● **DESCRIPTION OF THE TASK**
Copy out every record below with complete accuracy.

● **STORED ROWS**
----

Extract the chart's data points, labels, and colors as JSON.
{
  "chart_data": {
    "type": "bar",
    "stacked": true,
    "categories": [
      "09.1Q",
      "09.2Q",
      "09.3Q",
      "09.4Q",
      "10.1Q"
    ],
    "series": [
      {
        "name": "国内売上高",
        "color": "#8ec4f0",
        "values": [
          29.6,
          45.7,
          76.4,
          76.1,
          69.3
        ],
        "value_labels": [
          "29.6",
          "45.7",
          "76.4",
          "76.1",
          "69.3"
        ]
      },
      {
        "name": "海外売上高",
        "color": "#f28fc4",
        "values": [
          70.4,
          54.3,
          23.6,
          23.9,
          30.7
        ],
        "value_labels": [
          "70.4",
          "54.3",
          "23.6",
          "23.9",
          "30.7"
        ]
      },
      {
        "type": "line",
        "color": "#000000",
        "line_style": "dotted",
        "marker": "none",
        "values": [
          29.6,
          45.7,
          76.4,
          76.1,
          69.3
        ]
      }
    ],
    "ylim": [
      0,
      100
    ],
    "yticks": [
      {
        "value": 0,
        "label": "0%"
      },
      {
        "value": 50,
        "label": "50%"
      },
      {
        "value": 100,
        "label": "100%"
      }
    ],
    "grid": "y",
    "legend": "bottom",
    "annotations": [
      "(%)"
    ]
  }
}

----

● **EXERCISE RESULT**
Extract the chart's data points, labels, and colors as JSON.
{
  "chart_data": {
    "type": "bar",
    "stacked": true,
    "categories": [
      "09.1Q",
      "09.2Q",
      "09.3Q",
      "09.4Q",
      "10.1Q"
    ],
    "series": [
      {
        "name": "国内売上高",
        "color": "#8ec4f0",
        "values": [
          29.6,
          45.7,
          76.4,
          76.1,
          69.3
        ],
        "value_labels": [
          "29.6",
          "45.7",
          "76.4",
          "76.1",
          "69.3"
        ]
      },
      {
        "name": "海外売上高",
        "color": "#f28fc4",
        "values": [
          70.4,
          54.3,
          23.6,
          23.9,
          30.7
        ],
        "value_labels": [
          "70.4",
          "54.3",
          "23.6",
          "23.9",
          "30.7"
        ]
      },
      {
        "type": "line",
        "color": "#000000",
        "line_style": "dotted",
        "marker": "none",
        "values": [
          29.6,
          45.7,
          76.4,
          76.1,
          69.3
        ]
      }
    ],
    "ylim": [
      0,
      100
    ],
    "yticks": [
      {
        "value": 0,
        "label": "0%"
      },
      {
        "value": 50,
        "label": "50%"
      },
      {
        "value": 100,
        "label": "100%"
      }
    ],
    "grid": "y",
    "legend": "bottom",
    "annotations": [
      "(%)"
    ]
  }
}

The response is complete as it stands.